▸ **Objective**
Copy down all of the data underneath, exactly as shown.

▸ **Recorded data**
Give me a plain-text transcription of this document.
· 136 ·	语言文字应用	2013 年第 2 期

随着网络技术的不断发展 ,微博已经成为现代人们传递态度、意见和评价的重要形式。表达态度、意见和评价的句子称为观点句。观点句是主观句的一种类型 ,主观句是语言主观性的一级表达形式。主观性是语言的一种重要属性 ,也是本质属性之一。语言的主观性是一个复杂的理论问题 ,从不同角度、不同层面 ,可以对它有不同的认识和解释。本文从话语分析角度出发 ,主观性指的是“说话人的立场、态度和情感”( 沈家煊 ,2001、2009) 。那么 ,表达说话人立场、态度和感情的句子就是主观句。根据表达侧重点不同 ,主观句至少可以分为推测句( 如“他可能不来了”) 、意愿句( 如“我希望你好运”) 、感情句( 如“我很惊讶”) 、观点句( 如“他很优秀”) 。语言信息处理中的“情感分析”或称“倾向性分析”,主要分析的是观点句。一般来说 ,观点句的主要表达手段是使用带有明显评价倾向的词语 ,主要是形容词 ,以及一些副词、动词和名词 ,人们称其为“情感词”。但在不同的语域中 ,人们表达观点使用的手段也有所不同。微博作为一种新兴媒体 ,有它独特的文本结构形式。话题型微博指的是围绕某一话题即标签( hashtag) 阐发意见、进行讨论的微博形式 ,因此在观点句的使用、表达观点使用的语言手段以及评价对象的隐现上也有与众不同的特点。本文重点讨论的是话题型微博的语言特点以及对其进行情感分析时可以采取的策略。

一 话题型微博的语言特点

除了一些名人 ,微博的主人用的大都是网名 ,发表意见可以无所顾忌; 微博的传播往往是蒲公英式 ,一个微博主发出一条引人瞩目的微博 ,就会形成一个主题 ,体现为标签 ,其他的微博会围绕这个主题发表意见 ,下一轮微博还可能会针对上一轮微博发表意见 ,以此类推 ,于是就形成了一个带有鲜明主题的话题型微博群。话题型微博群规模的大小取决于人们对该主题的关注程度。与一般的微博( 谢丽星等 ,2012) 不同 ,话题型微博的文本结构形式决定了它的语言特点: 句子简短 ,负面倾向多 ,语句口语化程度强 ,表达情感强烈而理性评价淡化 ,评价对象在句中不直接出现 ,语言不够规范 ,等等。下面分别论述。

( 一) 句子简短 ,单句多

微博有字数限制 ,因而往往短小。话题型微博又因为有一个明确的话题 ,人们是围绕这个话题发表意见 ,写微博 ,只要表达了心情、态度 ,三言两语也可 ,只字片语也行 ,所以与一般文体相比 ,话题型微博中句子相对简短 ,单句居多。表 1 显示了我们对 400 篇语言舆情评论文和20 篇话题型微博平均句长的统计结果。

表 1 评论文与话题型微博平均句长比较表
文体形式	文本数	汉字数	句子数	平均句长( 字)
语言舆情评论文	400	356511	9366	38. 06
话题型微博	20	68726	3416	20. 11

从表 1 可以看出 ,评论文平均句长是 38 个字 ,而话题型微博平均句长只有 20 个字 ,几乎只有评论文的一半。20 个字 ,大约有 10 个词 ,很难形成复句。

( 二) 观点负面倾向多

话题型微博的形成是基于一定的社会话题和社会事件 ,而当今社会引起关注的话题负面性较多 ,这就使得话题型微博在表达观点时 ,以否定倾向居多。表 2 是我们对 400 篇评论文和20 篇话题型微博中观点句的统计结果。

▸ **Answer to the problem**
Give me a plain-text transcription of this document.
· 136 ·	语言文字应用	2013 年第 2 期

随着网络技术的不断发展 ,微博已经成为现代人们传递态度、意见和评价的重要形式。表达态度、意见和评价的句子称为观点句。观点句是主观句的一种类型 ,主观句是语言主观性的一级表达形式。主观性是语言的一种重要属性 ,也是本质属性之一。语言的主观性是一个复杂的理论问题 ,从不同角度、不同层面 ,可以对它有不同的认识和解释。本文从话语分析角度出发 ,主观性指的是“说话人的立场、态度和情感”( 沈家煊 ,2001、2009) 。那么 ,表达说话人立场、态度和感情的句子就是主观句。根据表达侧重点不同 ,主观句至少可以分为推测句( 如“他可能不来了”) 、意愿句( 如“我希望你好运”) 、感情句( 如“我很惊讶”) 、观点句( 如“他很优秀”) 。语言信息处理中的“情感分析”或称“倾向性分析”,主要分析的是观点句。一般来说 ,观点句的主要表达手段是使用带有明显评价倾向的词语 ,主要是形容词 ,以及一些副词、动词和名词 ,人们称其为“情感词”。但在不同的语域中 ,人们表达观点使用的手段也有所不同。微博作为一种新兴媒体 ,有它独特的文本结构形式。话题型微博指的是围绕某一话题即标签( hashtag) 阐发意见、进行讨论的微博形式 ,因此在观点句的使用、表达观点使用的语言手段以及评价对象的隐现上也有与众不同的特点。本文重点讨论的是话题型微博的语言特点以及对其进行情感分析时可以采取的策略。

一 话题型微博的语言特点

除了一些名人 ,微博的主人用的大都是网名 ,发表意见可以无所顾忌; 微博的传播往往是蒲公英式 ,一个微博主发出一条引人瞩目的微博 ,就会形成一个主题 ,体现为标签 ,其他的微博会围绕这个主题发表意见 ,下一轮微博还可能会针对上一轮微博发表意见 ,以此类推 ,于是就形成了一个带有鲜明主题的话题型微博群。话题型微博群规模的大小取决于人们对该主题的关注程度。与一般的微博( 谢丽星等 ,2012) 不同 ,话题型微博的文本结构形式决定了它的语言特点: 句子简短 ,负面倾向多 ,语句口语化程度强 ,表达情感强烈而理性评价淡化 ,评价对象在句中不直接出现 ,语言不够规范 ,等等。下面分别论述。

( 一) 句子简短 ,单句多

微博有字数限制 ,因而往往短小。话题型微博又因为有一个明确的话题 ,人们是围绕这个话题发表意见 ,写微博 ,只要表达了心情、态度 ,三言两语也可 ,只字片语也行 ,所以与一般文体相比 ,话题型微博中句子相对简短 ,单句居多。表 1 显示了我们对 400 篇语言舆情评论文和20 篇话题型微博平均句长的统计结果。

表 1 评论文与话题型微博平均句长比较表
文体形式	文本数	汉字数	句子数	平均句长( 字)
语言舆情评论文	400	356511	9366	38. 06
话题型微博	20	68726	3416	20. 11

从表 1 可以看出 ,评论文平均句长是 38 个字 ,而话题型微博平均句长只有 20 个字 ,几乎只有评论文的一半。20 个字 ,大约有 10 个词 ,很难形成复句。

( 二) 观点负面倾向多

话题型微博的形成是基于一定的社会话题和社会事件 ,而当今社会引起关注的话题负面性较多 ,这就使得话题型微博在表达观点时 ,以否定倾向居多。表 2 是我们对 400 篇评论文和20 篇话题型微博中观点句的统计结果。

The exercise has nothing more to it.